## Source text
Top: Ruth Cutter with The Excellence in Housewares Trophy for the Top Tool or Gadget (for Microplane) in 2015. Ruth’s 1920s dress fitted the theme of the Awards night.

## Provided data
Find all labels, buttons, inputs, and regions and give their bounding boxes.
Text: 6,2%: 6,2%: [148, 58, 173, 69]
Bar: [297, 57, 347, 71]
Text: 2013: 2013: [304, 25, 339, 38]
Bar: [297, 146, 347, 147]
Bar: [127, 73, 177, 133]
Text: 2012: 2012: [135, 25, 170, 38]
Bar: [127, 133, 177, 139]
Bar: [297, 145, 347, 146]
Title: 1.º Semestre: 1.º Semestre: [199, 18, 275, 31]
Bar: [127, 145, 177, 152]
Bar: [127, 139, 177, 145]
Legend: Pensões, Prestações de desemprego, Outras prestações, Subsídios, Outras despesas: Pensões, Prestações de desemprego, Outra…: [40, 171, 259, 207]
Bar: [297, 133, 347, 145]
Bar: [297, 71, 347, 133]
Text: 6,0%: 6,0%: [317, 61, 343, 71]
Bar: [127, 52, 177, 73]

## Questions
a - Which year does the caption give for the trophy?
b - What are the proper names of a person, an award, an award category, and a brand in the caption?
c - Can you rewrite the caption's paragraph that begins "Top: Ruth Cutter" as a short list, keeping its main facts?

## Results of the tasks
a - 2015

b -
- Ruth Cutter (person)
- The Excellence in Housewares Trophy (award)
- Top Tool or Gadget (award category)
- Microplane (brand)

c -
- Ruth Cutter holds The Excellence in Housewares Trophy for the Top Tool or Gadget.
- The award was for Microplane in 2015.
- Her 1920s dress fitted the theme of the Awards night.